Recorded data
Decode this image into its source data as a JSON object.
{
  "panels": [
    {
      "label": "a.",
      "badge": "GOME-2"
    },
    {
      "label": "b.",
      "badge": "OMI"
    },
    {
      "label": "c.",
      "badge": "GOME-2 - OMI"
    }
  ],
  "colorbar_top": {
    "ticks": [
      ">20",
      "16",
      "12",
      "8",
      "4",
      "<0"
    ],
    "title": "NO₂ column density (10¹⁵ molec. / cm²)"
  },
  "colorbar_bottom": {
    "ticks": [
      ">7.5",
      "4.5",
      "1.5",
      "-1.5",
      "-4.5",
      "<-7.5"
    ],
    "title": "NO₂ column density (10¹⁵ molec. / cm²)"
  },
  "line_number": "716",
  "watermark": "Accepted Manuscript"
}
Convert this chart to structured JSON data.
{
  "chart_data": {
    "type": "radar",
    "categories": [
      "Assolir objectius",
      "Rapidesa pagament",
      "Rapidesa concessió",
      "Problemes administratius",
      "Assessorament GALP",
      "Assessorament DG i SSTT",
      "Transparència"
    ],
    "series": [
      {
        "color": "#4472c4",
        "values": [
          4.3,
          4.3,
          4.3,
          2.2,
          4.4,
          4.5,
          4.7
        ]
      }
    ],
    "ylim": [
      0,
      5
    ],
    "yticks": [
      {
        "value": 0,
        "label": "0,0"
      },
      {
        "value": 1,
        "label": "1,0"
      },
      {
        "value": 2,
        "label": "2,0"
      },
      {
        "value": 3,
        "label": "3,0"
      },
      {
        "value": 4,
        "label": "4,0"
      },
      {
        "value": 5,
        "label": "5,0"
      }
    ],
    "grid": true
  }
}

Written instruction
Restate every entry word for word.

Solution to this task
Decode this image into its source data as a JSON object.
{
  "panels": [
    {
      "label": "a.",
      "badge": "GOME-2"
    },
    {
      "label": "b.",
      "badge": "OMI"
    },
    {
      "label": "c.",
      "badge": "GOME-2 - OMI"
    }
  ],
  "colorbar_top": {
    "ticks": [
      ">20",
      "16",
      "12",
      "8",
      "4",
      "<0"
    ],
    "title": "NO₂ column density (10¹⁵ molec. / cm²)"
  },
  "colorbar_bottom": {
    "ticks": [
      ">7.5",
      "4.5",
      "1.5",
      "-1.5",
      "-4.5",
      "<-7.5"
    ],
    "title": "NO₂ column density (10¹⁵ molec. / cm²)"
  },
  "line_number": "716",
  "watermark": "Accepted Manuscript"
}
Convert this chart to structured JSON data.
{
  "chart_data": {
    "type": "radar",
    "categories": [
      "Assolir objectius",
      "Rapidesa pagament",
      "Rapidesa concessió",
      "Problemes administratius",
      "Assessorament GALP",
      "Assessorament DG i SSTT",
      "Transparència"
    ],
    "series": [
      {
        "color": "#4472c4",
        "values": [
          4.3,
          4.3,
          4.3,
          2.2,
          4.4,
          4.5,
          4.7
        ]
      }
    ],
    "ylim": [
      0,
      5
    ],
    "yticks": [
      {
        "value": 0,
        "label": "0,0"
      },
      {
        "value": 1,
        "label": "1,0"
      },
      {
        "value": 2,
        "label": "2,0"
      },
      {
        "value": 3,
        "label": "3,0"
      },
      {
        "value": 4,
        "label": "4,0"
      },
      {
        "value": 5,
        "label": "5,0"
      }
    ],
    "grid": true
  }
}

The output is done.